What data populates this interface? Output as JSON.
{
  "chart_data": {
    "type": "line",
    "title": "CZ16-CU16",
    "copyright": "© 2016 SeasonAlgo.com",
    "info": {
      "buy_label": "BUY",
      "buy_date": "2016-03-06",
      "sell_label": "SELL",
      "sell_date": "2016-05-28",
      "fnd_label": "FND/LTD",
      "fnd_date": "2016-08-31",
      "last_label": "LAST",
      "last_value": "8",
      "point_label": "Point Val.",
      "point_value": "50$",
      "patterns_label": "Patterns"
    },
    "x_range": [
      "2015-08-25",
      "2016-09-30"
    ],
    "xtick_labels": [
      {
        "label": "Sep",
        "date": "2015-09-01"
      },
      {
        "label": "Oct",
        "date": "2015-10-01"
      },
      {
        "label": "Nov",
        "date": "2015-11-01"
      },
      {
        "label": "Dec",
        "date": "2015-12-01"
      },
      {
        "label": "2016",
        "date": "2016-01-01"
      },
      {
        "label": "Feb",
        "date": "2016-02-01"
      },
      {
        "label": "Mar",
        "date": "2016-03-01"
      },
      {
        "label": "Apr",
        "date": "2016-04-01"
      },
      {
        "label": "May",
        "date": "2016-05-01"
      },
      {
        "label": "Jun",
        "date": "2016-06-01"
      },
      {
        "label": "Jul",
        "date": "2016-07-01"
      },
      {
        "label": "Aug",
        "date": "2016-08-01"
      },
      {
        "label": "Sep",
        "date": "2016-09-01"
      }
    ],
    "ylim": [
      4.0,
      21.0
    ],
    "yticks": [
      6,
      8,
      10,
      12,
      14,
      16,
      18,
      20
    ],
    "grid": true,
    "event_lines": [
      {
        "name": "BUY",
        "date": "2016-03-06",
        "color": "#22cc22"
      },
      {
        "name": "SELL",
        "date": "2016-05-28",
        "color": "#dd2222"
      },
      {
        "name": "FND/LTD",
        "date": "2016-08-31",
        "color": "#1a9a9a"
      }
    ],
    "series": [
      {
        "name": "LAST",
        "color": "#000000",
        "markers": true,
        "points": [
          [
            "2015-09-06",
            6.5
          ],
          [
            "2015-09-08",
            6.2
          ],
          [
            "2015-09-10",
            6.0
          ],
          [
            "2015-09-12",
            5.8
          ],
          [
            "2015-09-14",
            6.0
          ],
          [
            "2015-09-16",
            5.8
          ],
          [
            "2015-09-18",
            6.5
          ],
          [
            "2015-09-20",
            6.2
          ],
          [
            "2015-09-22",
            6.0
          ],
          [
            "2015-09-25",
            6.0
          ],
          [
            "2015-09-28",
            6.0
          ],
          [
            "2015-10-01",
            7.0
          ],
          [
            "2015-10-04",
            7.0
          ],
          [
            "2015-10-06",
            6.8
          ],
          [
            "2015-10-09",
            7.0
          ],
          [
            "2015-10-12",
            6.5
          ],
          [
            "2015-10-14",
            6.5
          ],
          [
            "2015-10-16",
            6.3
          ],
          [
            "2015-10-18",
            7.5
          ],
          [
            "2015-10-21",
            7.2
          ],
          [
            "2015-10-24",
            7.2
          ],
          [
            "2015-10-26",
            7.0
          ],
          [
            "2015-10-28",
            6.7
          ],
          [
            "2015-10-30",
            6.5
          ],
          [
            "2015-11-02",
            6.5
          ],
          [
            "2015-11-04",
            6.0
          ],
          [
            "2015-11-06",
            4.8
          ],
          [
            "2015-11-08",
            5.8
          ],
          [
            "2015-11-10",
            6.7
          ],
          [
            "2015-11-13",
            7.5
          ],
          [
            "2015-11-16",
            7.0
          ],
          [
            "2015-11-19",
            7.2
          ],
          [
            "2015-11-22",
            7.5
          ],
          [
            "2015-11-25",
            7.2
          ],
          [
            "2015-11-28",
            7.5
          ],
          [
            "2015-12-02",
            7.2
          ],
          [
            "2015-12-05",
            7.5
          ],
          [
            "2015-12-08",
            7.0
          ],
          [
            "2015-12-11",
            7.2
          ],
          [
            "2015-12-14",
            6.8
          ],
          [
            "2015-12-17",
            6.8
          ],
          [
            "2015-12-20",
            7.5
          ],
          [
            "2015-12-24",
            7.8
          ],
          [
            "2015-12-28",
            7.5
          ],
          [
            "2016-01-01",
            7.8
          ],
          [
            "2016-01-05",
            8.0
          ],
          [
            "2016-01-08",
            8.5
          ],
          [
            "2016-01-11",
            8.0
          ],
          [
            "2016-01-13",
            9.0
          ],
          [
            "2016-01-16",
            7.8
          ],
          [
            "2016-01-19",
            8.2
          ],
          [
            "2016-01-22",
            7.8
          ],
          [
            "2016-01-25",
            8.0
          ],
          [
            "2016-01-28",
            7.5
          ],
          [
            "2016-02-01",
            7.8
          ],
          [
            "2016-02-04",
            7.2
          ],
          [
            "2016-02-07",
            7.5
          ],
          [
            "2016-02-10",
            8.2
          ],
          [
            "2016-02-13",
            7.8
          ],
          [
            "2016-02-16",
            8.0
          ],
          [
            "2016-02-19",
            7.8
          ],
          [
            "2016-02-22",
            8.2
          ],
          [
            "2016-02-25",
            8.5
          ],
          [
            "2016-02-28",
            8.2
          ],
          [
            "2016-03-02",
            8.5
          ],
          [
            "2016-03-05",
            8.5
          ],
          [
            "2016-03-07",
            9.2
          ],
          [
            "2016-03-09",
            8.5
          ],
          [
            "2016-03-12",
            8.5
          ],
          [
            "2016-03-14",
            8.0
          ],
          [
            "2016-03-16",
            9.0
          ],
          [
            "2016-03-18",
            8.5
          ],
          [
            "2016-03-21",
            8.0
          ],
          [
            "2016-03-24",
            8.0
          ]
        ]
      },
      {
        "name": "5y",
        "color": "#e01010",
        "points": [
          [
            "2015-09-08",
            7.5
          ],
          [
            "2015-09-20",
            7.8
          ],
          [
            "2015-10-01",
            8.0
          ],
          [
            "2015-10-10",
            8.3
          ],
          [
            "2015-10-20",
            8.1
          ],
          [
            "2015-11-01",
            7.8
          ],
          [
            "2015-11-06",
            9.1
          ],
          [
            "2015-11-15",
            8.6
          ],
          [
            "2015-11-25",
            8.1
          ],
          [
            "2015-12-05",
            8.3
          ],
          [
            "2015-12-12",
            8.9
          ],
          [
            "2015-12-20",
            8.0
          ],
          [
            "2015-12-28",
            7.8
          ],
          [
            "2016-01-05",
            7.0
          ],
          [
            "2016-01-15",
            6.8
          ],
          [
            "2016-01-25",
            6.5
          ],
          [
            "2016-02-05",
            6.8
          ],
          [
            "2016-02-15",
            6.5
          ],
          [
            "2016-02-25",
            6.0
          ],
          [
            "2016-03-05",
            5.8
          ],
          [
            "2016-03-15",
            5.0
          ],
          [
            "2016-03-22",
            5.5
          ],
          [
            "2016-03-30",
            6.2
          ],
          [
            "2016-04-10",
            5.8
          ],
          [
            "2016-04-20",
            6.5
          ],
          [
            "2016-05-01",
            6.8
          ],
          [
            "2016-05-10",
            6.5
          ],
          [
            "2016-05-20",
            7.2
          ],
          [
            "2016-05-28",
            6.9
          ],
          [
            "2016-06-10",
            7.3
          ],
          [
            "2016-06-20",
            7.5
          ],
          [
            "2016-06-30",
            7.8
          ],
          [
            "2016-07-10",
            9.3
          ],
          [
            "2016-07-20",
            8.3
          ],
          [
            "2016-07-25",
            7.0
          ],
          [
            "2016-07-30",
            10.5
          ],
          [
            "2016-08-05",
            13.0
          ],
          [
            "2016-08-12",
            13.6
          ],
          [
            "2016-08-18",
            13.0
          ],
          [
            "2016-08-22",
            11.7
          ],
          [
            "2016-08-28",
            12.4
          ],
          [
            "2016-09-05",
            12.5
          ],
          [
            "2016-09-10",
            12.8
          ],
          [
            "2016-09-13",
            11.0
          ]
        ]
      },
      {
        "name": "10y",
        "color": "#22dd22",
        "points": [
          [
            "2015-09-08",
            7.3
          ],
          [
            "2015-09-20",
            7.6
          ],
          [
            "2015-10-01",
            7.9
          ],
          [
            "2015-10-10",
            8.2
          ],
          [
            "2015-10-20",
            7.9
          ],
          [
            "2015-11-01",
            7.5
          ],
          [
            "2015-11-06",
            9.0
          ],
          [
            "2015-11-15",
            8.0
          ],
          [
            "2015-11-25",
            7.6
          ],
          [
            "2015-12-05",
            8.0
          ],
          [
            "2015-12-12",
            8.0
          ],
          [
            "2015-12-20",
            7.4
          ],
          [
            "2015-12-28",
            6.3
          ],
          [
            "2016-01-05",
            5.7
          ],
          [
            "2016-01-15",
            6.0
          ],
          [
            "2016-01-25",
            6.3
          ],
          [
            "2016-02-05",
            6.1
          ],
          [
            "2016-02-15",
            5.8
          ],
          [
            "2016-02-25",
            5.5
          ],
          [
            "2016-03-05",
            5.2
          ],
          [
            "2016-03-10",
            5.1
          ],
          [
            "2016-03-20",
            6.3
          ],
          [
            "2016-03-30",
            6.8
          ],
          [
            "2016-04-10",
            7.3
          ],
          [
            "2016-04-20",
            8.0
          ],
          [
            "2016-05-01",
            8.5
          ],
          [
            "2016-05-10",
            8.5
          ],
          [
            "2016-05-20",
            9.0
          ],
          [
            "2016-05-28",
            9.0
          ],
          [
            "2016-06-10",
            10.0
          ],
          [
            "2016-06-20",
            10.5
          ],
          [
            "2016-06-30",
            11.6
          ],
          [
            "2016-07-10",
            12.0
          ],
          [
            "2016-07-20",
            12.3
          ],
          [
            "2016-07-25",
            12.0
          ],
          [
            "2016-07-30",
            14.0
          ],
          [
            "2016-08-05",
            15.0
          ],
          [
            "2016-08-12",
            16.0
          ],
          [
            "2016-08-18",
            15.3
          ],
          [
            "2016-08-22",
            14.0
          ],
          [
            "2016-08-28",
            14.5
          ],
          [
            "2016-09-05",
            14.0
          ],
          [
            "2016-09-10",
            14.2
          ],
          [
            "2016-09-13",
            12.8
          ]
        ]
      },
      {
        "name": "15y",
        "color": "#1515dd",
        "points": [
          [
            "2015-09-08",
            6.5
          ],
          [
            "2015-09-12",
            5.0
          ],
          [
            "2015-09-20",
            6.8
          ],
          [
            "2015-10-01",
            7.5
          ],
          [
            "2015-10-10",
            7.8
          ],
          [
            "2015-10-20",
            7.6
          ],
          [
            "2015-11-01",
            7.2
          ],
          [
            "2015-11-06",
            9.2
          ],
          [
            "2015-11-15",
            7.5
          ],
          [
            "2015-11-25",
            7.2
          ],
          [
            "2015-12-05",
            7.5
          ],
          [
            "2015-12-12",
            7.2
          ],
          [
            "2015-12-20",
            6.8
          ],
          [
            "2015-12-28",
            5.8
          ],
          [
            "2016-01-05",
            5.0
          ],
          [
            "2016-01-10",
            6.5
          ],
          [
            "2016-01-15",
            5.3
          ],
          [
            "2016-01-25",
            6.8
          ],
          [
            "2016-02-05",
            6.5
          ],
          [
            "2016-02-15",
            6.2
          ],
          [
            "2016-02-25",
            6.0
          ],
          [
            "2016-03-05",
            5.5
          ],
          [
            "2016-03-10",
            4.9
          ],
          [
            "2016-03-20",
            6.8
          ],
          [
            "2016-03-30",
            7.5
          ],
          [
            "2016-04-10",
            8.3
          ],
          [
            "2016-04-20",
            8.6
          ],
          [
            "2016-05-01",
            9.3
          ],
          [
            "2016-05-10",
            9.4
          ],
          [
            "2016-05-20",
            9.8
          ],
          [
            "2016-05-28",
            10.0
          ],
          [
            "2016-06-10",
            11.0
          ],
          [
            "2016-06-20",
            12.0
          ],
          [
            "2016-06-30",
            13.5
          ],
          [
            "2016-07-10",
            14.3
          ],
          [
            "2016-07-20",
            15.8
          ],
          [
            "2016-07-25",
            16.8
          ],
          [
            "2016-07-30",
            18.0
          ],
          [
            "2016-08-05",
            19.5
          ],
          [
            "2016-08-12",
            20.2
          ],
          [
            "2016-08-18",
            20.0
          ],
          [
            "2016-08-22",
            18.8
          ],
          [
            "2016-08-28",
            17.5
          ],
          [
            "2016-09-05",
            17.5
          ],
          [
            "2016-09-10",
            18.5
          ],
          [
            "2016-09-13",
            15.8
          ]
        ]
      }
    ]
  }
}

- Task description
Using the records above, find and show each line with the string "color".

- Task output
        "color": "#22cc22"
        "color": "#dd2222"
        "color": "#1a9a9a"
        "color": "#000000",
        "color": "#e01010",
        "color": "#22dd22",
        "color": "#1515dd",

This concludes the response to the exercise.